*Data entries:*

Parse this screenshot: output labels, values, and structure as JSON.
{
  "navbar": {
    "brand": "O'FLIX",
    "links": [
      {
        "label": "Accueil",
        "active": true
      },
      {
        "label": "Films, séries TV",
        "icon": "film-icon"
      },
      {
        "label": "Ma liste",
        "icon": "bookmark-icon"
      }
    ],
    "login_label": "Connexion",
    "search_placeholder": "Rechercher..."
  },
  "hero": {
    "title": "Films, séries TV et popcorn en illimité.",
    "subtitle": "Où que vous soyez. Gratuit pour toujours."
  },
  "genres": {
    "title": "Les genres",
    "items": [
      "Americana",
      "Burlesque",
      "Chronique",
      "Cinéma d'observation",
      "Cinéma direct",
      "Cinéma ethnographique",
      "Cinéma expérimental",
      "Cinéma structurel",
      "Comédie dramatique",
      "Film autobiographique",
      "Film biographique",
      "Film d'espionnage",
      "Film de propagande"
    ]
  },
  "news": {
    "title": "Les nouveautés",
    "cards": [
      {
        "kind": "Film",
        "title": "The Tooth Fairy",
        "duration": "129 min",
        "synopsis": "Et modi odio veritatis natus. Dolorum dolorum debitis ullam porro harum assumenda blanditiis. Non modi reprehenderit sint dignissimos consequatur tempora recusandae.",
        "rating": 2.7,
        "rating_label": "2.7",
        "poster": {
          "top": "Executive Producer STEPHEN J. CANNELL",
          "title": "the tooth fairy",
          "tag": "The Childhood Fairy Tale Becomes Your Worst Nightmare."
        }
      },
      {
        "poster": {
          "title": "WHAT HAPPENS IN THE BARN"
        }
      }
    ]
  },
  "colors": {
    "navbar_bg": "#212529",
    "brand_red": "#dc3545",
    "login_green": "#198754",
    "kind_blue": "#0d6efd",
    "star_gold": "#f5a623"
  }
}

*Directive:*
Copy each entry exactly, with nothing added or dropped.

*Solved exercise:*
Parse this screenshot: output labels, values, and structure as JSON.
{
  "navbar": {
    "brand": "O'FLIX",
    "links": [
      {
        "label": "Accueil",
        "active": true
      },
      {
        "label": "Films, séries TV",
        "icon": "film-icon"
      },
      {
        "label": "Ma liste",
        "icon": "bookmark-icon"
      }
    ],
    "login_label": "Connexion",
    "search_placeholder": "Rechercher..."
  },
  "hero": {
    "title": "Films, séries TV et popcorn en illimité.",
    "subtitle": "Où que vous soyez. Gratuit pour toujours."
  },
  "genres": {
    "title": "Les genres",
    "items": [
      "Americana",
      "Burlesque",
      "Chronique",
      "Cinéma d'observation",
      "Cinéma direct",
      "Cinéma ethnographique",
      "Cinéma expérimental",
      "Cinéma structurel",
      "Comédie dramatique",
      "Film autobiographique",
      "Film biographique",
      "Film d'espionnage",
      "Film de propagande"
    ]
  },
  "news": {
    "title": "Les nouveautés",
    "cards": [
      {
        "kind": "Film",
        "title": "The Tooth Fairy",
        "duration": "129 min",
        "synopsis": "Et modi odio veritatis natus. Dolorum dolorum debitis ullam porro harum assumenda blanditiis. Non modi reprehenderit sint dignissimos consequatur tempora recusandae.",
        "rating": 2.7,
        "rating_label": "2.7",
        "poster": {
          "top": "Executive Producer STEPHEN J. CANNELL",
          "title": "the tooth fairy",
          "tag": "The Childhood Fairy Tale Becomes Your Worst Nightmare."
        }
      },
      {
        "poster": {
          "title": "WHAT HAPPENS IN THE BARN"
        }
      }
    ]
  },
  "colors": {
    "navbar_bg": "#212529",
    "brand_red": "#dc3545",
    "login_green": "#198754",
    "kind_blue": "#0d6efd",
    "star_gold": "#f5a623"
  }
}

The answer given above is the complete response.